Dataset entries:
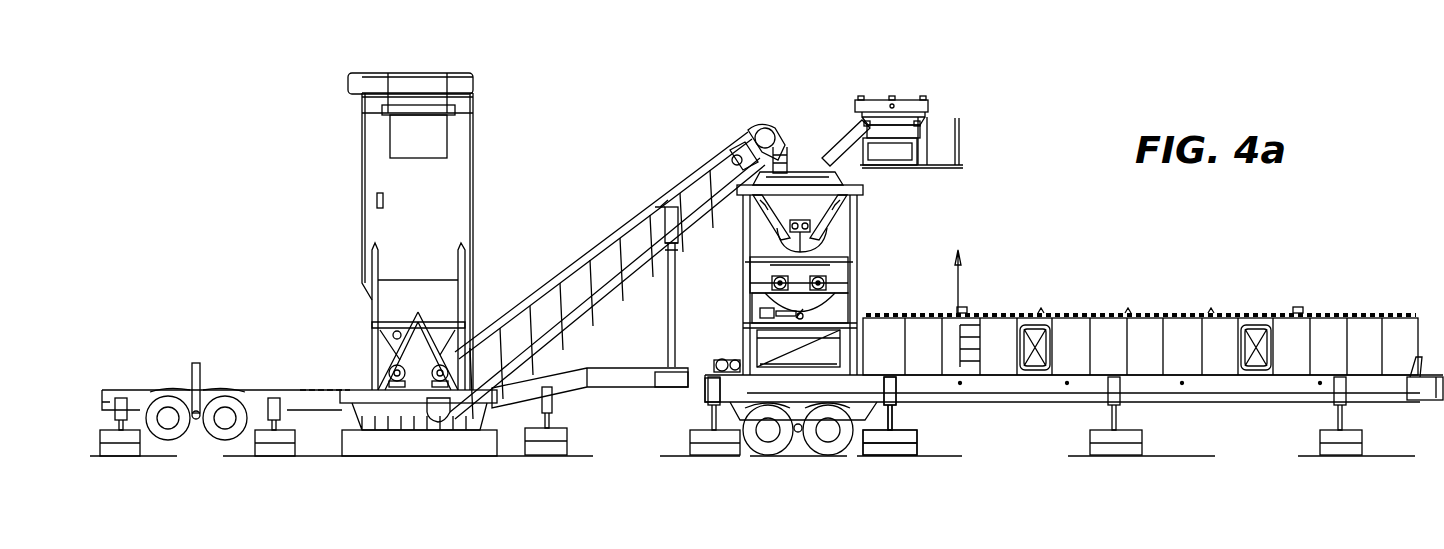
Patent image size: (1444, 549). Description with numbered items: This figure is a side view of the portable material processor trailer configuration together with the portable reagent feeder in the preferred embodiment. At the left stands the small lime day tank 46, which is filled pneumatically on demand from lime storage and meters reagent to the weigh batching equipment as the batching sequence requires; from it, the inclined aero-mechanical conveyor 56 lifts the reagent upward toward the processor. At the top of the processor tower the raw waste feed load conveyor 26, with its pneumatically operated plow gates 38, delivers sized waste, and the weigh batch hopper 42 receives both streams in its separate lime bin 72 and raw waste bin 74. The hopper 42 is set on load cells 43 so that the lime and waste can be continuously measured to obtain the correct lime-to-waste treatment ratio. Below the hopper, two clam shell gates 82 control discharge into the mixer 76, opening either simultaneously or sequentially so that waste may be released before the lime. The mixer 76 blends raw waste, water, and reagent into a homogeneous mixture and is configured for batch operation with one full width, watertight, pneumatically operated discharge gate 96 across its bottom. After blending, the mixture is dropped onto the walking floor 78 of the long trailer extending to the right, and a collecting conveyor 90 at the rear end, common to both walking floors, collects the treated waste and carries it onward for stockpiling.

The feed load conveyor 26 is at (900, 127).
The plow gates 38 is at (897, 102).
The weigh batch hopper 42 is at (958, 187).
The load cells 43 is at (747, 148).
The lime day tank 46 is at (467, 142).
The aero-mechanical conveyor 56 is at (575, 282).
The lime bin 72 is at (786, 211).
The raw waste bin 74 is at (857, 192).
The mixer 76 is at (835, 272).
The walking floor 78 is at (1138, 350).
The clam shell gates 82 is at (812, 243).
The collecting conveyor 90 is at (1437, 365).
The discharge gate 96 is at (815, 303).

TRY IT — Repeat the data exactly, excluding the pictures.

FINISHED TASK —
Patent image size: (1444, 549). Description with numbered items: This figure is a side view of the portable material processor trailer configuration together with the portable reagent feeder in the preferred embodiment. At the left stands the small lime day tank 46, which is filled pneumatically on demand from lime storage and meters reagent to the weigh batching equipment as the batching sequence requires; from it, the inclined aero-mechanical conveyor 56 lifts the reagent upward toward the processor. At the top of the processor tower the raw waste feed load conveyor 26, with its pneumatically operated plow gates 38, delivers sized waste, and the weigh batch hopper 42 receives both streams in its separate lime bin 72 and raw waste bin 74. The hopper 42 is set on load cells 43 so that the lime and waste can be continuously measured to obtain the correct lime-to-waste treatment ratio. Below the hopper, two clam shell gates 82 control discharge into the mixer 76, opening either simultaneously or sequentially so that waste may be released before the lime. The mixer 76 blends raw waste, water, and reagent into a homogeneous mixture and is configured for batch operation with one full width, watertight, pneumatically operated discharge gate 96 across its bottom. After blending, the mixture is dropped onto the walking floor 78 of the long trailer extending to the right, and a collecting conveyor 90 at the rear end, common to both walking floors, collects the treated waste and carries it onward for stockpiling.

The feed load conveyor 26 is at (900, 127).
The plow gates 38 is at (897, 102).
The weigh batch hopper 42 is at (958, 187).
The load cells 43 is at (747, 148).
The lime day tank 46 is at (467, 142).
The aero-mechanical conveyor 56 is at (575, 282).
The lime bin 72 is at (786, 211).
The raw waste bin 74 is at (857, 192).
The mixer 76 is at (835, 272).
The walking floor 78 is at (1138, 350).
The clam shell gates 82 is at (812, 243).
The collecting conveyor 90 is at (1437, 365).
The discharge gate 96 is at (815, 303).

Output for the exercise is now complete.